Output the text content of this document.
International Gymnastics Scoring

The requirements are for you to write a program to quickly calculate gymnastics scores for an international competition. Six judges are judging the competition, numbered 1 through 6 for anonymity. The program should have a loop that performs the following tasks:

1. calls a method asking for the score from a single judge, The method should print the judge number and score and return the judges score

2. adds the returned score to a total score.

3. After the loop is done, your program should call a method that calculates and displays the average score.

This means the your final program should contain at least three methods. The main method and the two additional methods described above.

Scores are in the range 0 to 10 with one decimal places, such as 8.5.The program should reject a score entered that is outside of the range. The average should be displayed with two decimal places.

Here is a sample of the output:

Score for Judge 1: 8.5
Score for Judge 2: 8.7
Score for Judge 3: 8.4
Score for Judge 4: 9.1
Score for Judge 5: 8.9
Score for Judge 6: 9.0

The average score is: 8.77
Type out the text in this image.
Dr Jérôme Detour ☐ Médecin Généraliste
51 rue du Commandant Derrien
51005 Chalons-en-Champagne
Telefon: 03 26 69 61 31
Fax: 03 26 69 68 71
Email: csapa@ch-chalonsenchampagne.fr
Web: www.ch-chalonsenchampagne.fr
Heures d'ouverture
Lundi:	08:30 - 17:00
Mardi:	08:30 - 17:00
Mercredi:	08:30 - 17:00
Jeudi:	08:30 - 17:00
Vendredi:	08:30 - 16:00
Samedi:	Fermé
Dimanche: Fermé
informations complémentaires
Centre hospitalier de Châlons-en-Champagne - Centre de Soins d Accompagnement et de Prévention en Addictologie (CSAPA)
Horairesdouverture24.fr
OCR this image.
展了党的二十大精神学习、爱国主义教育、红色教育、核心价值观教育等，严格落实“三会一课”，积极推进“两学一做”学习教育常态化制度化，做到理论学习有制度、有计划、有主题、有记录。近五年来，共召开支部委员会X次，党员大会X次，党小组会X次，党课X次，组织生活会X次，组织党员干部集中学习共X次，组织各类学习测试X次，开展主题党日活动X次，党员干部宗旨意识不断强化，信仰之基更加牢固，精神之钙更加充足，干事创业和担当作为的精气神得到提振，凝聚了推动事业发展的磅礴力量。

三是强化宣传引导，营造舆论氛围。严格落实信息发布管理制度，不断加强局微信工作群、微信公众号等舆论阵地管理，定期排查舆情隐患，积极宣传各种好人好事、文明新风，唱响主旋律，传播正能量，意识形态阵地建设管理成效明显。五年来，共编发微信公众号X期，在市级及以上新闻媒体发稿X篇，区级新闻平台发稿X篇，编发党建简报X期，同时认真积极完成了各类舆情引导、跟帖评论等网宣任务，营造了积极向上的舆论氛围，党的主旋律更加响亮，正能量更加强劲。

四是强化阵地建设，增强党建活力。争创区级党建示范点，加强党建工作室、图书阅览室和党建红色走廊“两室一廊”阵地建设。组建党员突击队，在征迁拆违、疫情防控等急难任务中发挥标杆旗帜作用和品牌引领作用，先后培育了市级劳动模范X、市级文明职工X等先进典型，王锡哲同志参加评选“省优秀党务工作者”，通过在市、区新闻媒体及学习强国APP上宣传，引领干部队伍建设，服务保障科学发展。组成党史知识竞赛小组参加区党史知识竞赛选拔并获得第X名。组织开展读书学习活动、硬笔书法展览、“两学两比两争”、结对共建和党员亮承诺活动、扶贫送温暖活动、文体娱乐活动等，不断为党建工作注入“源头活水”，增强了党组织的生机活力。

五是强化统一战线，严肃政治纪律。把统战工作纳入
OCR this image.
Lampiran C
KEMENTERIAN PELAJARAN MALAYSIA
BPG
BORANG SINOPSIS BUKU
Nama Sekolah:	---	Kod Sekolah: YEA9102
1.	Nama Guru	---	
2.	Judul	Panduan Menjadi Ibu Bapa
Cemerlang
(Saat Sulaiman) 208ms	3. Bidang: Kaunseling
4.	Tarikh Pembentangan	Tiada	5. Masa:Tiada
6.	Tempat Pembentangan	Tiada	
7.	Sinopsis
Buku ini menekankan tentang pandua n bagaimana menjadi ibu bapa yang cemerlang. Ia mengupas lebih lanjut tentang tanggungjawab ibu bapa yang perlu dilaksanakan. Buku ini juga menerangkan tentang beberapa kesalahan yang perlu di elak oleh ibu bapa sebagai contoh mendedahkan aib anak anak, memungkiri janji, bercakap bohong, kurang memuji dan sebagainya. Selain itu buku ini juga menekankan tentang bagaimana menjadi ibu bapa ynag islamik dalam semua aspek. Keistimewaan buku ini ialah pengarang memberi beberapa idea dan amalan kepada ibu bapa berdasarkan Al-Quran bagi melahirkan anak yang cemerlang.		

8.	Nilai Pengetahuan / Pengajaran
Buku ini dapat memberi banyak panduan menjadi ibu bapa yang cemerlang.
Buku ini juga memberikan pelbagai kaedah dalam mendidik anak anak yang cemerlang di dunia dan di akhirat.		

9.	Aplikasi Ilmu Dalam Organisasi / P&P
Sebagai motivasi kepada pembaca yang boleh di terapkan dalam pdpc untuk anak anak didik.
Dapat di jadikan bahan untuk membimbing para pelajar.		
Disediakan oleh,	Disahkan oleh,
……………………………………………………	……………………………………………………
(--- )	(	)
+++
Stated problem - Respond with nothing but the number of lines in the entries that contain the string "chalonsenchampagne".

Answer for the task - 2